Task goal: Collect each line holding the string "Finance".

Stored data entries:
*-*-*

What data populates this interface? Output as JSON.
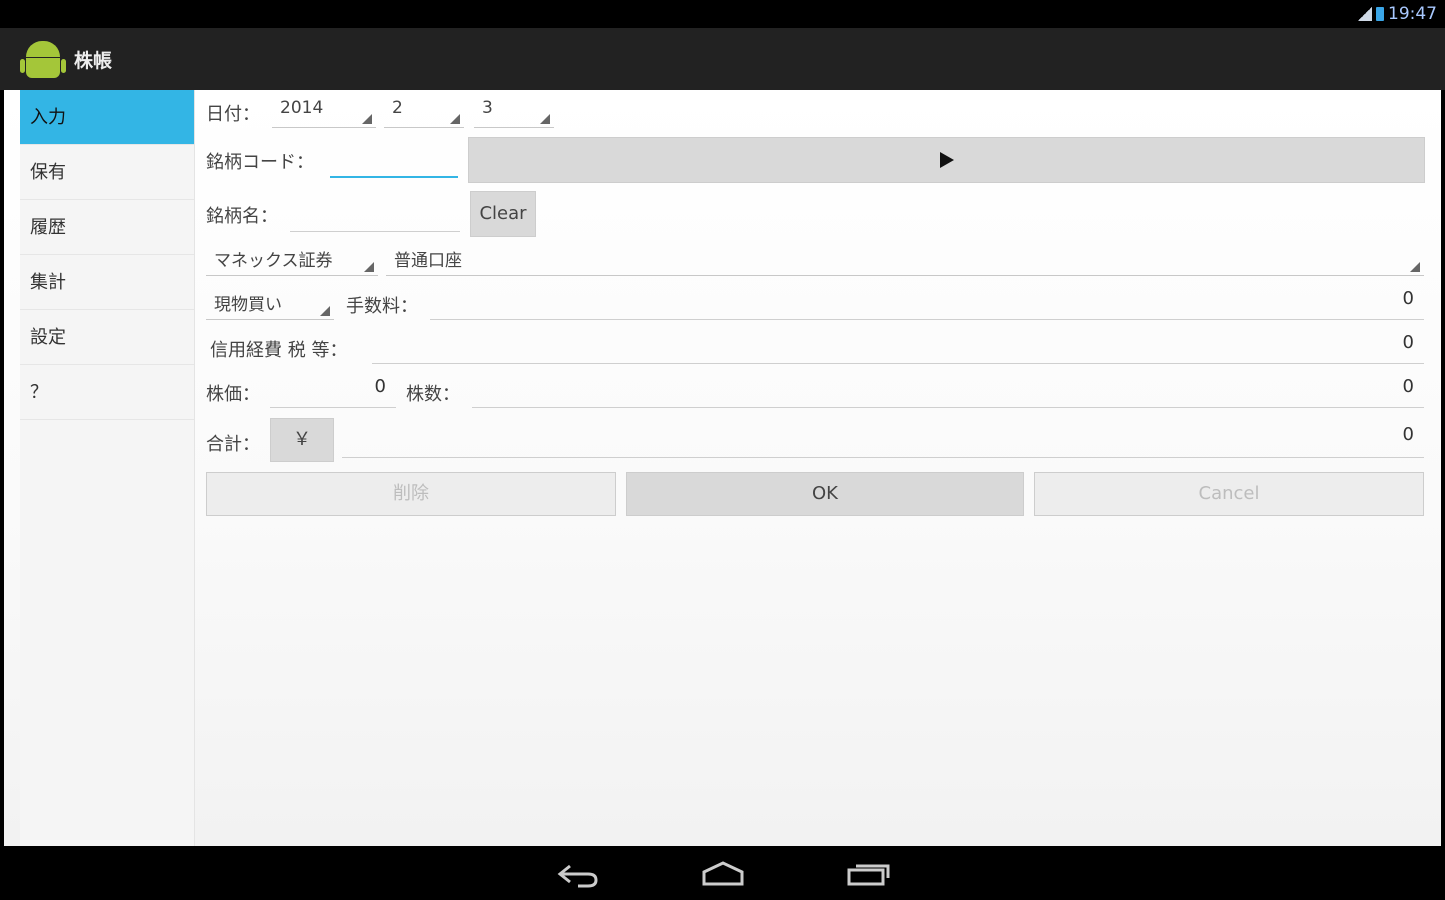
{
  "status_bar": {
    "time": "19:47"
  },
  "action_bar": {
    "title": "株帳",
    "icon": "android-icon"
  },
  "sidebar": {
    "items": [
      {
        "label": "入力",
        "active": true
      },
      {
        "label": "保有"
      },
      {
        "label": "履歴"
      },
      {
        "label": "集計"
      },
      {
        "label": "設定"
      },
      {
        "label": "？"
      }
    ]
  },
  "form": {
    "date_label": "日付：",
    "year": "2014",
    "month": "2",
    "day": "3",
    "code_label": "銘柄コード：",
    "code_value": "",
    "name_label": "銘柄名：",
    "name_value": "",
    "clear_button": "Clear",
    "broker": "マネックス証券",
    "account": "普通口座",
    "trade_type": "現物買い",
    "fee_label": "手数料：",
    "fee_value": "0",
    "margin_label": "信用経費 税 等：",
    "margin_value": "0",
    "price_label": "株価：",
    "price_value": "0",
    "shares_label": "株数：",
    "shares_value": "0",
    "total_label": "合計：",
    "yen_button": "￥",
    "total_value": "0",
    "delete_button": "削除",
    "ok_button": "OK",
    "cancel_button": "Cancel"
  },
  "colors": {
    "accent": "#33b5e5",
    "android_green": "#a4c639"
  }
}
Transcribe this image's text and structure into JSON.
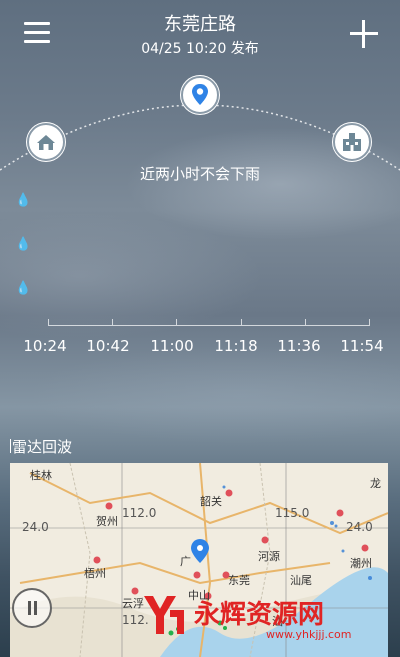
{
  "header": {
    "city": "东莞庄路",
    "publish_time": "04/25  10:20 发布"
  },
  "forecast": {
    "message": "近两小时不会下雨",
    "times": [
      "10:24",
      "10:42",
      "11:00",
      "11:18",
      "11:36",
      "11:54"
    ]
  },
  "radar": {
    "title": "雷达回波",
    "map_labels": [
      "桂林",
      "贺州",
      "112.0",
      "韶关",
      "115.0",
      "龙",
      "24.0",
      "24.0",
      "梧州",
      "广",
      "河源",
      "东莞",
      "汕尾",
      "潮州",
      "云浮",
      "中山",
      "112.",
      "汕"
    ]
  },
  "watermark": {
    "text": "永辉资源网",
    "url": "www.yhkjjj.com"
  }
}
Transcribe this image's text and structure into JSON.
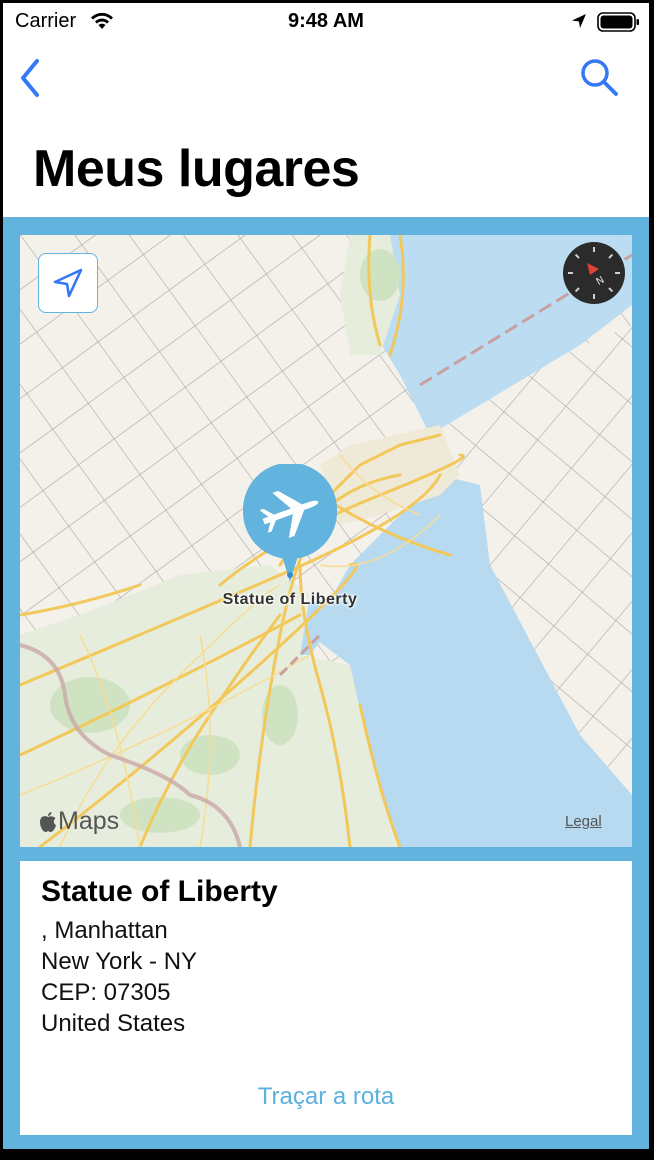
{
  "status_bar": {
    "carrier": "Carrier",
    "time": "9:48 AM"
  },
  "nav": {
    "back_icon": "chevron-left-icon",
    "search_icon": "search-icon"
  },
  "page_title": "Meus lugares",
  "map": {
    "pin_label": "Statue of Liberty",
    "pin_icon": "airplane-icon",
    "logo_text": "Maps",
    "legal_label": "Legal"
  },
  "place": {
    "name": "Statue of Liberty",
    "street": ", Manhattan",
    "city_state": "New York - NY",
    "cep": "CEP: 07305",
    "country": "United States"
  },
  "route_button": "Traçar a rota",
  "colors": {
    "accent": "#62b3dd",
    "ios_blue": "#3478f6"
  }
}
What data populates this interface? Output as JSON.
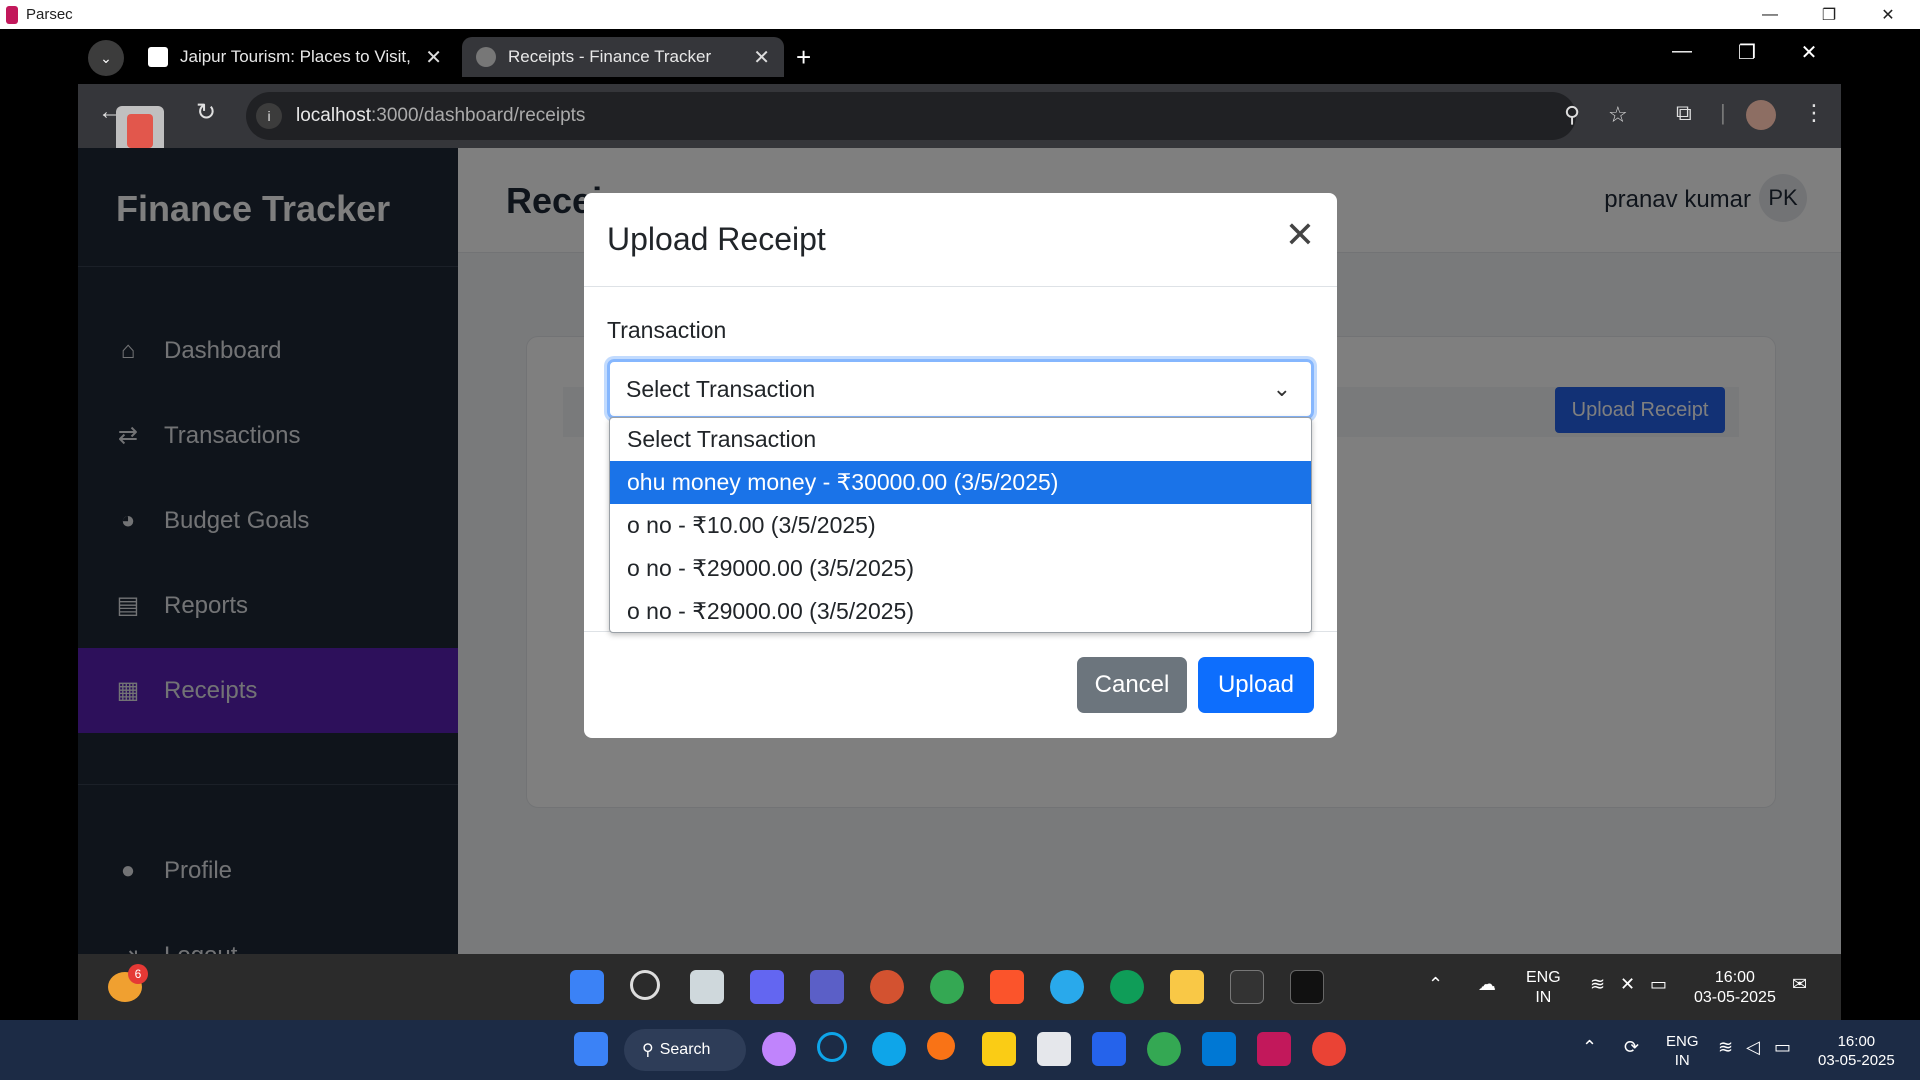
{
  "parsec": {
    "title": "Parsec",
    "minimize": "—",
    "restore": "❐",
    "close": "✕"
  },
  "browser": {
    "tabs": [
      {
        "label": "Jaipur Tourism: Places to Visit, S",
        "close": "✕"
      },
      {
        "label": "Receipts - Finance Tracker",
        "close": "✕"
      }
    ],
    "new_tab": "+",
    "url_host": "localhost",
    "url_path": ":3000/dashboard/receipts",
    "minimize": "—",
    "restore": "❐",
    "close": "✕"
  },
  "app": {
    "brand": "Finance Tracker",
    "nav": [
      {
        "label": "Dashboard",
        "icon": "home-icon"
      },
      {
        "label": "Transactions",
        "icon": "arrows-icon"
      },
      {
        "label": "Budget Goals",
        "icon": "pie-chart-icon"
      },
      {
        "label": "Reports",
        "icon": "bar-chart-icon"
      },
      {
        "label": "Receipts",
        "icon": "receipt-icon",
        "active": true
      }
    ],
    "nav_bottom": [
      {
        "label": "Profile",
        "icon": "user-icon"
      },
      {
        "label": "Logout",
        "icon": "logout-icon"
      }
    ],
    "page_title": "Recei",
    "user_name": "pranav kumar",
    "user_initials": "PK",
    "card_upload_button": "Upload Receipt",
    "accent_color": "#5b21b6"
  },
  "modal": {
    "title": "Upload Receipt",
    "close": "✕",
    "field_label": "Transaction",
    "select_value": "Select Transaction",
    "options": [
      "Select Transaction",
      "ohu money money - ₹30000.00 (3/5/2025)",
      "o no - ₹10.00 (3/5/2025)",
      "o no - ₹29000.00 (3/5/2025)",
      "o no - ₹29000.00 (3/5/2025)"
    ],
    "highlighted_option_index": 1,
    "cancel_label": "Cancel",
    "upload_label": "Upload"
  },
  "remote_taskbar": {
    "badge_count": "6",
    "lang_top": "ENG",
    "lang_bottom": "IN",
    "time": "16:00",
    "date": "03-05-2025"
  },
  "host_taskbar": {
    "search_label": "Search",
    "lang_top": "ENG",
    "lang_bottom": "IN",
    "time": "16:00",
    "date": "03-05-2025"
  }
}
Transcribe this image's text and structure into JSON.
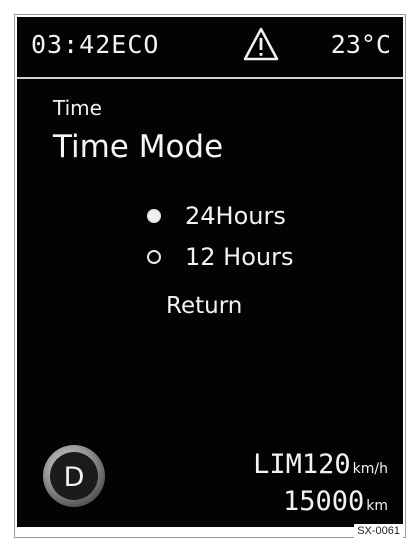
{
  "status_bar": {
    "clock": "03:42",
    "mode": "ECO",
    "temperature": "23°C",
    "warning_icon": "warning-triangle-icon"
  },
  "menu": {
    "breadcrumb": "Time",
    "title": "Time Mode",
    "options": [
      {
        "label": "24Hours",
        "selected": true
      },
      {
        "label": "12 Hours",
        "selected": false
      }
    ],
    "return_label": "Return"
  },
  "footer": {
    "gear": "D",
    "speed_limit": "LIM120",
    "speed_unit": "km/h",
    "odometer": "15000",
    "odometer_unit": "km"
  },
  "figure_code": "SX-0061",
  "colors": {
    "screen_bg": "#030303",
    "text": "#f2f2f2",
    "gear_ring": "#9a9a9a"
  }
}
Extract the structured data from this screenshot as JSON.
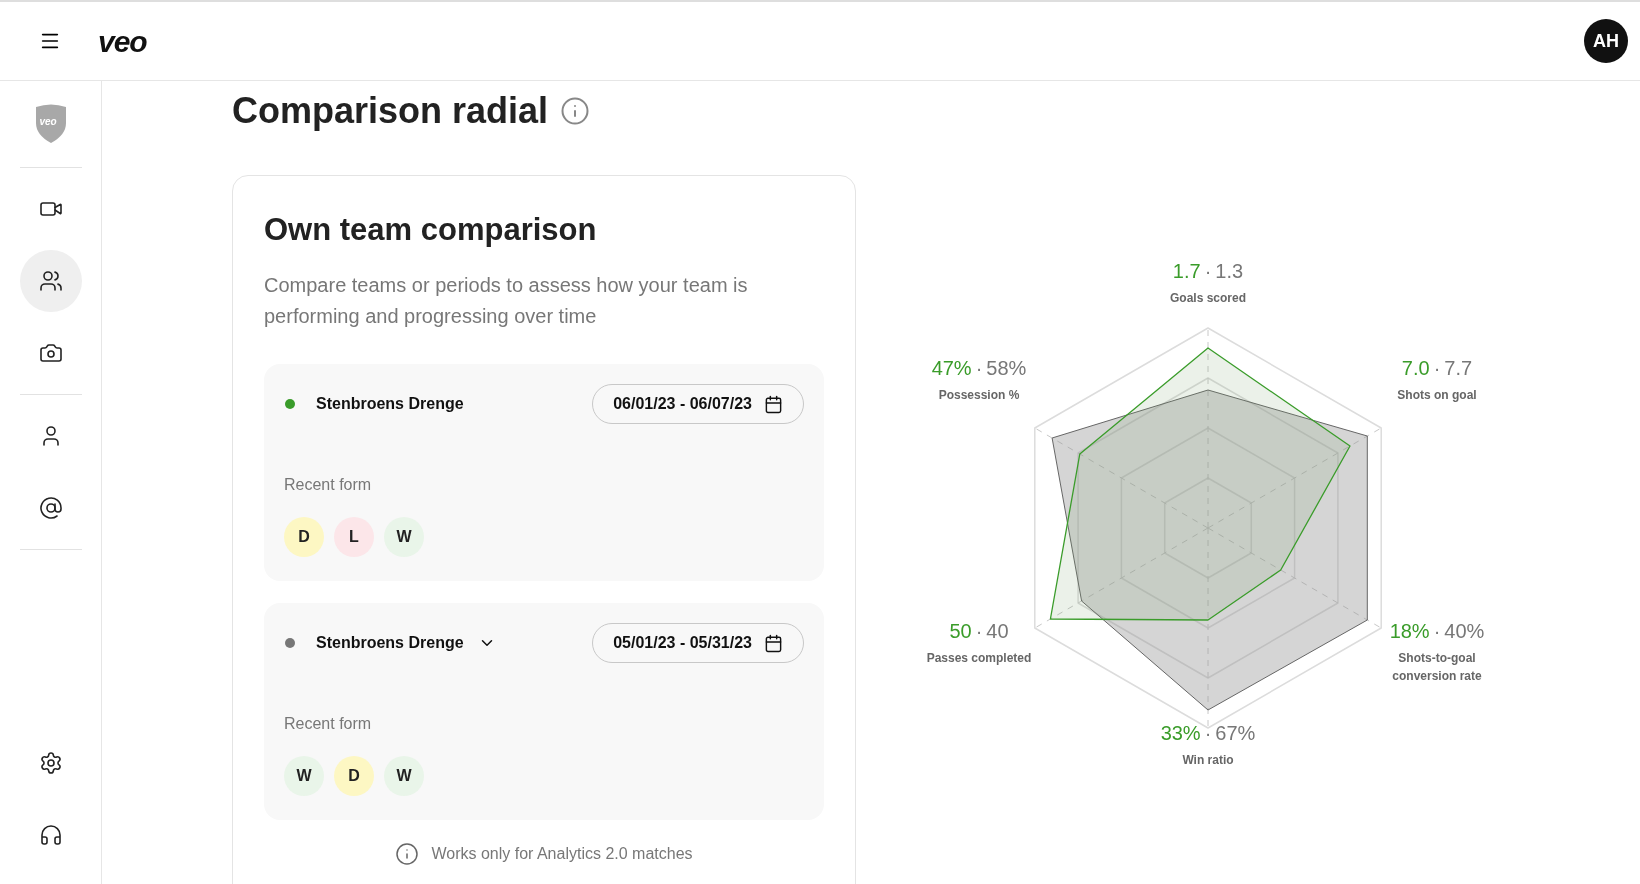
{
  "header": {
    "logo": "veo",
    "avatar": "AH"
  },
  "sidebar": {
    "badge": "veo",
    "items": [
      {
        "selected": false
      },
      {
        "selected": true
      },
      {
        "selected": false
      },
      {
        "selected": false
      },
      {
        "selected": false
      },
      {
        "selected": false
      },
      {
        "selected": false
      }
    ]
  },
  "page_title": "Comparison radial",
  "card": {
    "title": "Own team comparison",
    "description": "Compare teams or periods to assess how your team is performing and progressing over time",
    "teams": [
      {
        "name": "Stenbroens Drenge",
        "color": "#3a9c2a",
        "has_dropdown": false,
        "date_range": "06/01/23 - 06/07/23",
        "form_label": "Recent form",
        "form": [
          {
            "result": "D",
            "color": "#fdf7c3"
          },
          {
            "result": "L",
            "color": "#fce6e9"
          },
          {
            "result": "W",
            "color": "#e9f5e9"
          }
        ]
      },
      {
        "name": "Stenbroens Drenge",
        "color": "#777777",
        "has_dropdown": true,
        "date_range": "05/01/23 - 05/31/23",
        "form_label": "Recent form",
        "form": [
          {
            "result": "W",
            "color": "#e9f5e9"
          },
          {
            "result": "D",
            "color": "#fdf7c3"
          },
          {
            "result": "W",
            "color": "#e9f5e9"
          }
        ]
      }
    ],
    "note": "Works only for Analytics 2.0 matches"
  },
  "radar": {
    "axes": [
      {
        "label": "Goals scored",
        "own_value": "1.7",
        "separator": "·",
        "compare_value": "1.3"
      },
      {
        "label": "Possession %",
        "own_value": "47%",
        "separator": "·",
        "compare_value": "58%"
      },
      {
        "label": "Shots on goal",
        "own_value": "7.0",
        "separator": "·",
        "compare_value": "7.7"
      },
      {
        "label": "Passes completed",
        "own_value": "50",
        "separator": "·",
        "compare_value": "40"
      },
      {
        "label": "Shots-to-goal conversion rate",
        "own_value": "18%",
        "separator": "·",
        "compare_value": "40%"
      },
      {
        "label": "Win ratio",
        "own_value": "33%",
        "separator": "·",
        "compare_value": "67%"
      }
    ]
  }
}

*-*-*

The answer:
        "label": "Receipts - Finance Tracker",
    "brand": "Finance Tracker",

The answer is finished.